#### Exercise requirements:
Find the lines that hold "colors". Report only how many there are.

#### Entries supplied:
##############################

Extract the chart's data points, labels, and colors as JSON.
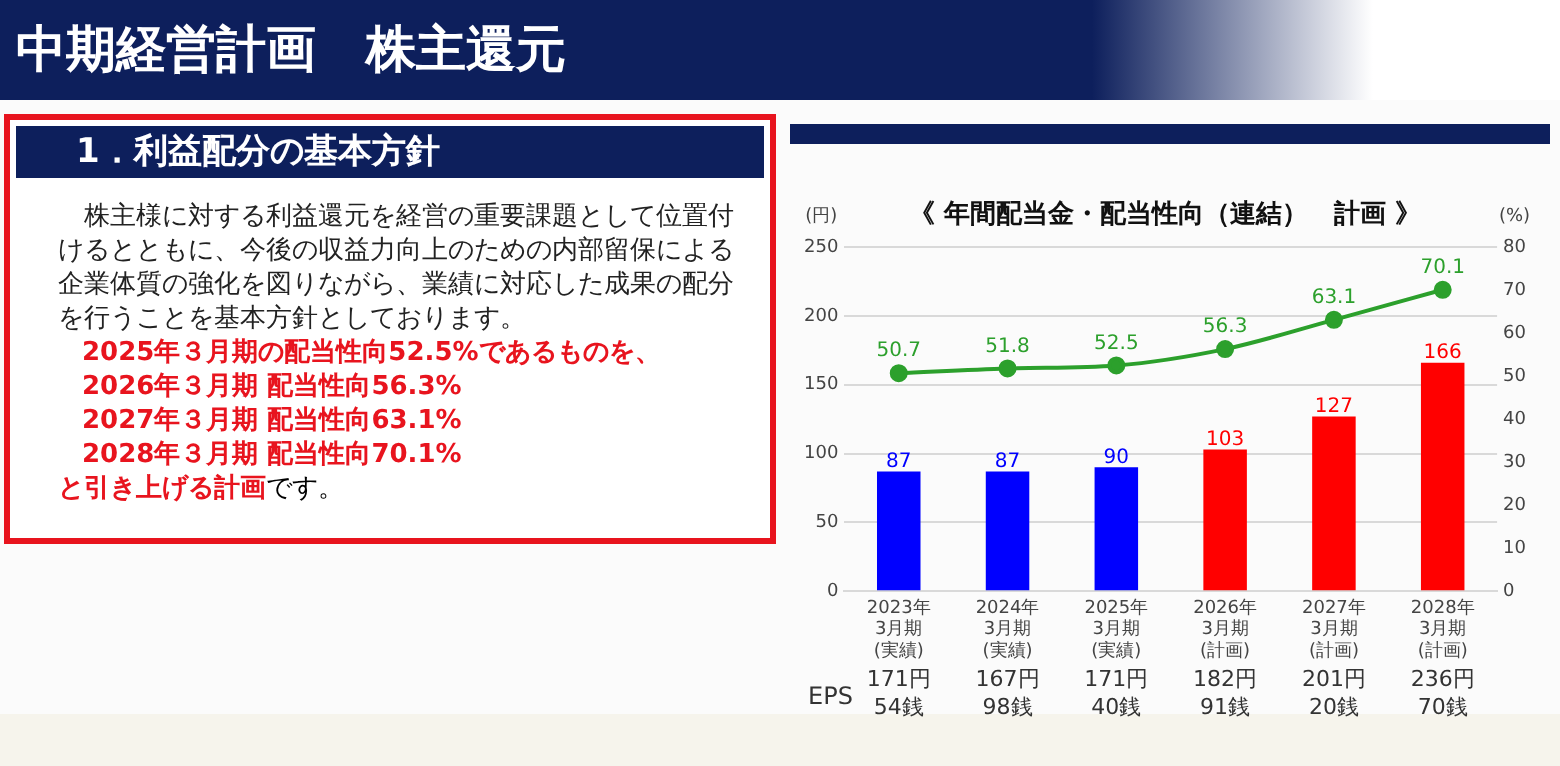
{
  "chart_data": {
    "type": "bar",
    "title": "《 年間配当金・配当性向（連結）　計画 》",
    "ylabel": "(円)",
    "y2label": "(%)",
    "categories": [
      "2023年\n3月期\n(実績)",
      "2024年\n3月期\n(実績)",
      "2025年\n3月期\n(実績)",
      "2026年\n3月期\n(計画)",
      "2027年\n3月期\n(計画)",
      "2028年\n3月期\n(計画)"
    ],
    "series": [
      {
        "values": [
          87,
          87,
          90,
          103,
          127,
          166
        ],
        "colors": [
          "#0000ff",
          "#0000ff",
          "#0000ff",
          "#ff0000",
          "#ff0000",
          "#ff0000"
        ]
      },
      {
        "type": "line",
        "axis": "y2",
        "color": "#2ca02c",
        "values": [
          50.7,
          51.8,
          52.5,
          56.3,
          63.1,
          70.1
        ],
        "marker": "circle"
      }
    ],
    "ylim": [
      0,
      250
    ],
    "yticks": [
      0,
      50,
      100,
      150,
      200,
      250
    ],
    "y2lim": [
      0,
      80
    ],
    "y2ticks": [
      0,
      10,
      20,
      30,
      40,
      50,
      60,
      70,
      80
    ],
    "grid": "y",
    "legend": false,
    "data_labels": true,
    "annotations": [
      "中期経営計画　株主還元",
      "1．利益配分の基本方針",
      "株主様に対する利益還元を経営の重要課題として位置付けるとともに、今後の収益力向上のための内部留保による企業体質の強化を図りながら、業績に対応した成果の配分を行うことを基本方針としております。",
      "2025年３月期の配当性向52.5%であるものを、",
      "2026年３月期 配当性向56.3%",
      "2027年３月期 配当性向63.1%",
      "2028年３月期 配当性向70.1%",
      "と引き上げる計画",
      "です。",
      "EPS",
      "171円\n54銭",
      "167円\n98銭",
      "171円\n40銭",
      "182円\n91銭",
      "201円\n20銭",
      "236円\n70銭"
    ]
  }
}
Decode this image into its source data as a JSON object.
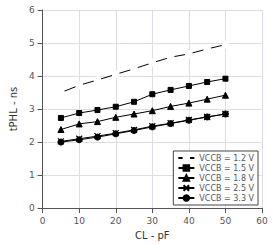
{
  "chart_data": {
    "type": "line",
    "xlabel": "CL - pF",
    "ylabel": "tPHL - ns",
    "x": [
      5,
      10,
      15,
      20,
      25,
      30,
      35,
      40,
      45,
      50
    ],
    "series": [
      {
        "name": "VCCB = 1.2 V",
        "color": "#000000",
        "marker": "circle_open",
        "values": [
          3.5,
          3.72,
          3.88,
          4.05,
          4.22,
          4.4,
          4.57,
          4.67,
          4.82,
          4.95
        ]
      },
      {
        "name": "VCCB = 1.5 V",
        "color": "#000000",
        "marker": "square",
        "values": [
          2.73,
          2.88,
          2.97,
          3.07,
          3.22,
          3.45,
          3.58,
          3.7,
          3.82,
          3.92
        ]
      },
      {
        "name": "VCCB = 1.8 V",
        "color": "#000000",
        "marker": "triangle",
        "values": [
          2.38,
          2.55,
          2.62,
          2.75,
          2.85,
          2.95,
          3.08,
          3.18,
          3.3,
          3.42
        ]
      },
      {
        "name": "VCCB = 2.5 V",
        "color": "#000000",
        "marker": "x",
        "values": [
          2.02,
          2.1,
          2.18,
          2.27,
          2.37,
          2.48,
          2.57,
          2.67,
          2.76,
          2.85
        ]
      },
      {
        "name": "VCCB = 3.3 V",
        "color": "#000000",
        "marker": "circle",
        "values": [
          2.0,
          2.07,
          2.15,
          2.25,
          2.35,
          2.46,
          2.56,
          2.66,
          2.76,
          2.85
        ]
      }
    ],
    "xlim": [
      0,
      60
    ],
    "ylim": [
      0,
      6
    ],
    "xticks": [
      0,
      10,
      20,
      30,
      40,
      50,
      60
    ],
    "yticks": [
      0,
      1,
      2,
      3,
      4,
      5,
      6
    ],
    "grid": true,
    "legend": "lower right"
  }
}
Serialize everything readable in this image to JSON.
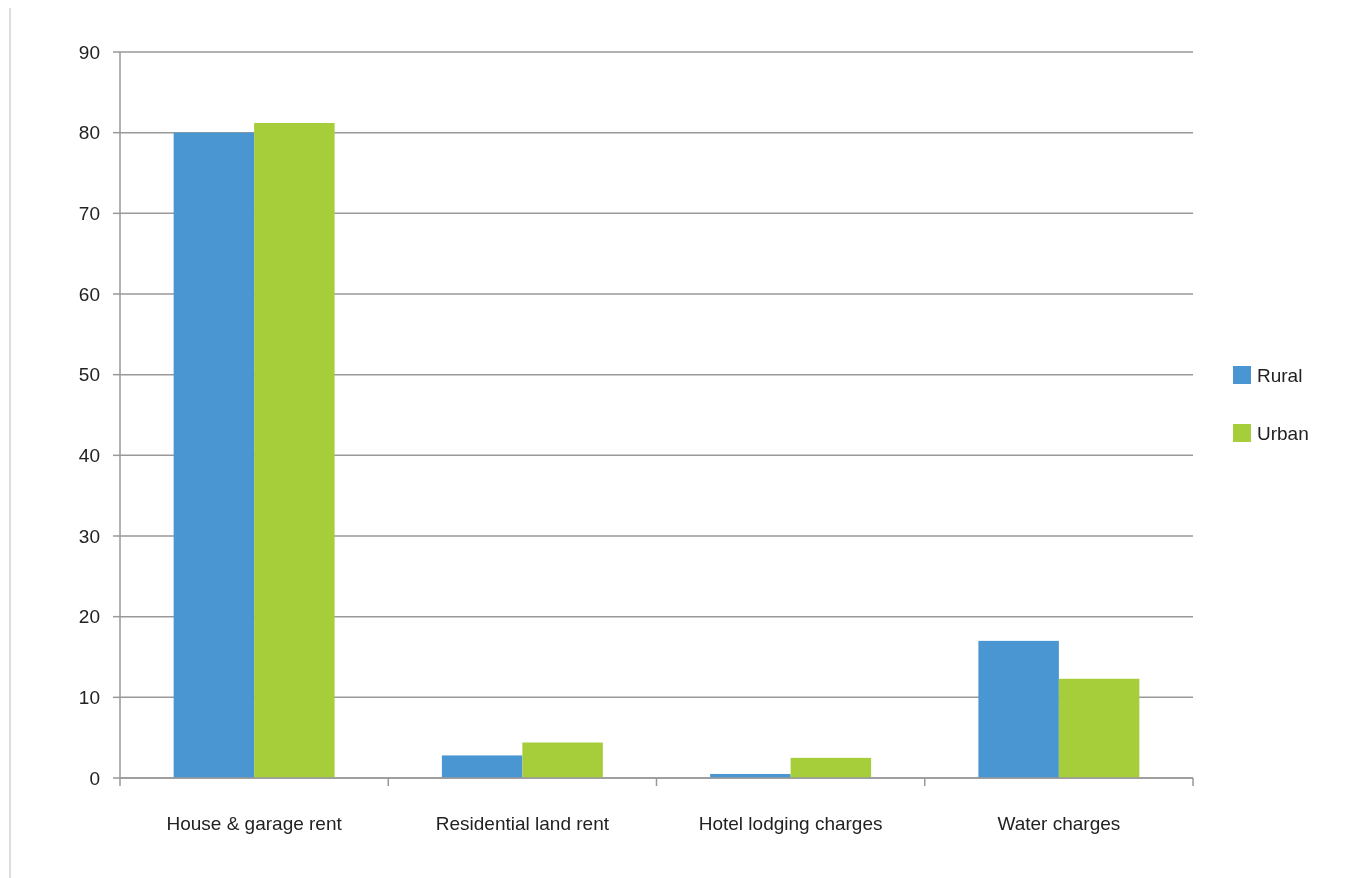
{
  "chart_data": {
    "type": "bar",
    "categories": [
      "House & garage rent",
      "Residential land rent",
      "Hotel lodging charges",
      "Water charges"
    ],
    "series": [
      {
        "name": "Rural",
        "color": "#4a96d2",
        "values": [
          80,
          2.8,
          0.5,
          17
        ]
      },
      {
        "name": "Urban",
        "color": "#a6cd3a",
        "values": [
          81.2,
          4.4,
          2.5,
          12.3
        ]
      }
    ],
    "ylim": [
      0,
      90
    ],
    "yticks": [
      0,
      10,
      20,
      30,
      40,
      50,
      60,
      70,
      80,
      90
    ],
    "grid": "y",
    "legend": "right"
  }
}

##############################

#### Task response:
2